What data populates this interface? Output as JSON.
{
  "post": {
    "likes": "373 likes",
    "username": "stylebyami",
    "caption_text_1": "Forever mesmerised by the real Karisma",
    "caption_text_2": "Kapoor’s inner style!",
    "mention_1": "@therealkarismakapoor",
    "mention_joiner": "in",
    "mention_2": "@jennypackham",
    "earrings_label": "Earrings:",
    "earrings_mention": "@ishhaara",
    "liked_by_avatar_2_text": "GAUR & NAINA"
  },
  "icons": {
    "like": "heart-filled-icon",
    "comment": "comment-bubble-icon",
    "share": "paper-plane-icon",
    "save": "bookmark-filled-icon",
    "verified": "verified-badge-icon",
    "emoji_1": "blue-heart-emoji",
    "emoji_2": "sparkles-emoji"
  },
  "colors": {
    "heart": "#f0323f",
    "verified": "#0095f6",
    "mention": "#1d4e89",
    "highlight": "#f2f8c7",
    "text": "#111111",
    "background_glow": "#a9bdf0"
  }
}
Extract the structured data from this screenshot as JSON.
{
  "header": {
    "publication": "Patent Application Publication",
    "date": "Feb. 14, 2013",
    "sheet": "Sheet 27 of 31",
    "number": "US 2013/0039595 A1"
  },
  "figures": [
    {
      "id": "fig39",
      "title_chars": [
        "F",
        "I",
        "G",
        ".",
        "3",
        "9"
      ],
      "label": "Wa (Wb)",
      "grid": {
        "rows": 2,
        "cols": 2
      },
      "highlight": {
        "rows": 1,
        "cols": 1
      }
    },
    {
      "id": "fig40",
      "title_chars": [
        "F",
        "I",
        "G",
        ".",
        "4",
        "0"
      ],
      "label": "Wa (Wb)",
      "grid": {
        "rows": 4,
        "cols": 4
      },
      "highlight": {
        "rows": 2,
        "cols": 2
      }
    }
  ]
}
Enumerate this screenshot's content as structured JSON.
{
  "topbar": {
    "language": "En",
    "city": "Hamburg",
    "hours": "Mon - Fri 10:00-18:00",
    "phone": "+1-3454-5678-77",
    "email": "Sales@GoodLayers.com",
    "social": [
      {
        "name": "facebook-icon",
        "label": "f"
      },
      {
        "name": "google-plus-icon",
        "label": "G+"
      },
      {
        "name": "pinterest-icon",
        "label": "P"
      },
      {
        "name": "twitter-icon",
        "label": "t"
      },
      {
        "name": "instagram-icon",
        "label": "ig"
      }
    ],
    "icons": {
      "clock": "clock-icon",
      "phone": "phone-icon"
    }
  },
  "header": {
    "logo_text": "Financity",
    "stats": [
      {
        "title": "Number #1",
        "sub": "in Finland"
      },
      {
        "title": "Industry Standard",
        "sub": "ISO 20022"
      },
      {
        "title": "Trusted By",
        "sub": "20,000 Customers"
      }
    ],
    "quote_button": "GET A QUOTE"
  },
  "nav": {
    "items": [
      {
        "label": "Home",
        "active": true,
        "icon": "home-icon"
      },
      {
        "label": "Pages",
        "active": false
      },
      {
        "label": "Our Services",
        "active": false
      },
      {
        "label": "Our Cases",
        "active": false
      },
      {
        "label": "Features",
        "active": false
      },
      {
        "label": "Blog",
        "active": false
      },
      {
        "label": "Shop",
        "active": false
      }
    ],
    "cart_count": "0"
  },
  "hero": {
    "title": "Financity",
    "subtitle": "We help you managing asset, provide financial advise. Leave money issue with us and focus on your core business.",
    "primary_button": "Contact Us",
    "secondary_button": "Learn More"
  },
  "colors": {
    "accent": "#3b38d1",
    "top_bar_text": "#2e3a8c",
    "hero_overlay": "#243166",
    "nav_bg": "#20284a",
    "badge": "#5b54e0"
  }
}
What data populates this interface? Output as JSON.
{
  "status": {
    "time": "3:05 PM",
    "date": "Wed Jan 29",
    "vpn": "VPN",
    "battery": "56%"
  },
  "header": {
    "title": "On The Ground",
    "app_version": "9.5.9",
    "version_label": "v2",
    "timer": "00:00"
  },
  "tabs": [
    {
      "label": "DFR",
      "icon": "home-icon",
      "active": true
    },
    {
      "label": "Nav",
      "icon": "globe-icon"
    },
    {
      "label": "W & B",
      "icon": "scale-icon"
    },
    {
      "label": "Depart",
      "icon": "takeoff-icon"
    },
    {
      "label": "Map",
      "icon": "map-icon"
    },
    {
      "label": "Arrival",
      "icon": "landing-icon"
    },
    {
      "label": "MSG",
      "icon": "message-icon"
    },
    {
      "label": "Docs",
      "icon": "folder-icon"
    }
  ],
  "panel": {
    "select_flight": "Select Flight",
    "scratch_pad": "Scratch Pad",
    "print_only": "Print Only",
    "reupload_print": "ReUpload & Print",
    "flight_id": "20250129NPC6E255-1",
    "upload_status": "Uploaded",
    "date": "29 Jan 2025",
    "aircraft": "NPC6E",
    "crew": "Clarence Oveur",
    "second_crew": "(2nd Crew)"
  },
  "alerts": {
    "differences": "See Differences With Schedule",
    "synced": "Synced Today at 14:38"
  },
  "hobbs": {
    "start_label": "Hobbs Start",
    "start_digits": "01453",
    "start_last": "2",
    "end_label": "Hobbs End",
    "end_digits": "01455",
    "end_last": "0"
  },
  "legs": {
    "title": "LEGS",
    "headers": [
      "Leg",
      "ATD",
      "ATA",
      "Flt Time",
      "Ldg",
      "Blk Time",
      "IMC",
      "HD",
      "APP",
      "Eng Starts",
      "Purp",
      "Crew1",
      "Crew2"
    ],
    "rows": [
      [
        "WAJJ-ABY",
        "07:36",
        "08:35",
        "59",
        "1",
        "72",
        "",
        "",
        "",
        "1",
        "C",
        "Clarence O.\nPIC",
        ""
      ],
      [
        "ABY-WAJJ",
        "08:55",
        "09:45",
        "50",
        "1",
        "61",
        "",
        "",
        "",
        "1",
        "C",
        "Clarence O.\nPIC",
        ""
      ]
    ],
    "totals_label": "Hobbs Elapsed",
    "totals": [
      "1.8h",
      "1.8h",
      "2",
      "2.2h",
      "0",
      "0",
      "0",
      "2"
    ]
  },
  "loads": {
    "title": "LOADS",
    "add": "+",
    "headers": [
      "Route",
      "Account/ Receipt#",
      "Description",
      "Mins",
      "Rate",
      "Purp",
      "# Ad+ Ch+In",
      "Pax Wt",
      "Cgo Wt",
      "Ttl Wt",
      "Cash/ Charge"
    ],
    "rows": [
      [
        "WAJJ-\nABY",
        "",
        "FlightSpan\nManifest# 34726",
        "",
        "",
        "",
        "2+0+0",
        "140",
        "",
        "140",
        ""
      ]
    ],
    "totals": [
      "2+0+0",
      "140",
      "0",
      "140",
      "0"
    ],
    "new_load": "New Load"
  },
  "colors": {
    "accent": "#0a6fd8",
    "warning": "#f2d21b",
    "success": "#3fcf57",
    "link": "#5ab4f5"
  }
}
****************************************
** Set exercise **
Every entry should be printed again exactly as written.

** Exercise solution **
What data populates this interface? Output as JSON.
{
  "post": {
    "likes": "373 likes",
    "username": "stylebyami",
    "caption_text_1": "Forever mesmerised by the real Karisma",
    "caption_text_2": "Kapoor’s inner style!",
    "mention_1": "@therealkarismakapoor",
    "mention_joiner": "in",
    "mention_2": "@jennypackham",
    "earrings_label": "Earrings:",
    "earrings_mention": "@ishhaara",
    "liked_by_avatar_2_text": "GAUR & NAINA"
  },
  "icons": {
    "like": "heart-filled-icon",
    "comment": "comment-bubble-icon",
    "share": "paper-plane-icon",
    "save": "bookmark-filled-icon",
    "verified": "verified-badge-icon",
    "emoji_1": "blue-heart-emoji",
    "emoji_2": "sparkles-emoji"
  },
  "colors": {
    "heart": "#f0323f",
    "verified": "#0095f6",
    "mention": "#1d4e89",
    "highlight": "#f2f8c7",
    "text": "#111111",
    "background_glow": "#a9bdf0"
  }
}
Extract the structured data from this screenshot as JSON.
{
  "header": {
    "publication": "Patent Application Publication",
    "date": "Feb. 14, 2013",
    "sheet": "Sheet 27 of 31",
    "number": "US 2013/0039595 A1"
  },
  "figures": [
    {
      "id": "fig39",
      "title_chars": [
        "F",
        "I",
        "G",
        ".",
        "3",
        "9"
      ],
      "label": "Wa (Wb)",
      "grid": {
        "rows": 2,
        "cols": 2
      },
      "highlight": {
        "rows": 1,
        "cols": 1
      }
    },
    {
      "id": "fig40",
      "title_chars": [
        "F",
        "I",
        "G",
        ".",
        "4",
        "0"
      ],
      "label": "Wa (Wb)",
      "grid": {
        "rows": 4,
        "cols": 4
      },
      "highlight": {
        "rows": 2,
        "cols": 2
      }
    }
  ]
}
Enumerate this screenshot's content as structured JSON.
{
  "topbar": {
    "language": "En",
    "city": "Hamburg",
    "hours": "Mon - Fri 10:00-18:00",
    "phone": "+1-3454-5678-77",
    "email": "Sales@GoodLayers.com",
    "social": [
      {
        "name": "facebook-icon",
        "label": "f"
      },
      {
        "name": "google-plus-icon",
        "label": "G+"
      },
      {
        "name": "pinterest-icon",
        "label": "P"
      },
      {
        "name": "twitter-icon",
        "label": "t"
      },
      {
        "name": "instagram-icon",
        "label": "ig"
      }
    ],
    "icons": {
      "clock": "clock-icon",
      "phone": "phone-icon"
    }
  },
  "header": {
    "logo_text": "Financity",
    "stats": [
      {
        "title": "Number #1",
        "sub": "in Finland"
      },
      {
        "title": "Industry Standard",
        "sub": "ISO 20022"
      },
      {
        "title": "Trusted By",
        "sub": "20,000 Customers"
      }
    ],
    "quote_button": "GET A QUOTE"
  },
  "nav": {
    "items": [
      {
        "label": "Home",
        "active": true,
        "icon": "home-icon"
      },
      {
        "label": "Pages",
        "active": false
      },
      {
        "label": "Our Services",
        "active": false
      },
      {
        "label": "Our Cases",
        "active": false
      },
      {
        "label": "Features",
        "active": false
      },
      {
        "label": "Blog",
        "active": false
      },
      {
        "label": "Shop",
        "active": false
      }
    ],
    "cart_count": "0"
  },
  "hero": {
    "title": "Financity",
    "subtitle": "We help you managing asset, provide financial advise. Leave money issue with us and focus on your core business.",
    "primary_button": "Contact Us",
    "secondary_button": "Learn More"
  },
  "colors": {
    "accent": "#3b38d1",
    "top_bar_text": "#2e3a8c",
    "hero_overlay": "#243166",
    "nav_bg": "#20284a",
    "badge": "#5b54e0"
  }
}
What data populates this interface? Output as JSON.
{
  "status": {
    "time": "3:05 PM",
    "date": "Wed Jan 29",
    "vpn": "VPN",
    "battery": "56%"
  },
  "header": {
    "title": "On The Ground",
    "app_version": "9.5.9",
    "version_label": "v2",
    "timer": "00:00"
  },
  "tabs": [
    {
      "label": "DFR",
      "icon": "home-icon",
      "active": true
    },
    {
      "label": "Nav",
      "icon": "globe-icon"
    },
    {
      "label": "W & B",
      "icon": "scale-icon"
    },
    {
      "label": "Depart",
      "icon": "takeoff-icon"
    },
    {
      "label": "Map",
      "icon": "map-icon"
    },
    {
      "label": "Arrival",
      "icon": "landing-icon"
    },
    {
      "label": "MSG",
      "icon": "message-icon"
    },
    {
      "label": "Docs",
      "icon": "folder-icon"
    }
  ],
  "panel": {
    "select_flight": "Select Flight",
    "scratch_pad": "Scratch Pad",
    "print_only": "Print Only",
    "reupload_print": "ReUpload & Print",
    "flight_id": "20250129NPC6E255-1",
    "upload_status": "Uploaded",
    "date": "29 Jan 2025",
    "aircraft": "NPC6E",
    "crew": "Clarence Oveur",
    "second_crew": "(2nd Crew)"
  },
  "alerts": {
    "differences": "See Differences With Schedule",
    "synced": "Synced Today at 14:38"
  },
  "hobbs": {
    "start_label": "Hobbs Start",
    "start_digits": "01453",
    "start_last": "2",
    "end_label": "Hobbs End",
    "end_digits": "01455",
    "end_last": "0"
  },
  "legs": {
    "title": "LEGS",
    "headers": [
      "Leg",
      "ATD",
      "ATA",
      "Flt Time",
      "Ldg",
      "Blk Time",
      "IMC",
      "HD",
      "APP",
      "Eng Starts",
      "Purp",
      "Crew1",
      "Crew2"
    ],
    "rows": [
      [
        "WAJJ-ABY",
        "07:36",
        "08:35",
        "59",
        "1",
        "72",
        "",
        "",
        "",
        "1",
        "C",
        "Clarence O.\nPIC",
        ""
      ],
      [
        "ABY-WAJJ",
        "08:55",
        "09:45",
        "50",
        "1",
        "61",
        "",
        "",
        "",
        "1",
        "C",
        "Clarence O.\nPIC",
        ""
      ]
    ],
    "totals_label": "Hobbs Elapsed",
    "totals": [
      "1.8h",
      "1.8h",
      "2",
      "2.2h",
      "0",
      "0",
      "0",
      "2"
    ]
  },
  "loads": {
    "title": "LOADS",
    "add": "+",
    "headers": [
      "Route",
      "Account/ Receipt#",
      "Description",
      "Mins",
      "Rate",
      "Purp",
      "# Ad+ Ch+In",
      "Pax Wt",
      "Cgo Wt",
      "Ttl Wt",
      "Cash/ Charge"
    ],
    "rows": [
      [
        "WAJJ-\nABY",
        "",
        "FlightSpan\nManifest# 34726",
        "",
        "",
        "",
        "2+0+0",
        "140",
        "",
        "140",
        ""
      ]
    ],
    "totals": [
      "2+0+0",
      "140",
      "0",
      "140",
      "0"
    ],
    "new_load": "New Load"
  },
  "colors": {
    "accent": "#0a6fd8",
    "warning": "#f2d21b",
    "success": "#3fcf57",
    "link": "#5ab4f5"
  }
}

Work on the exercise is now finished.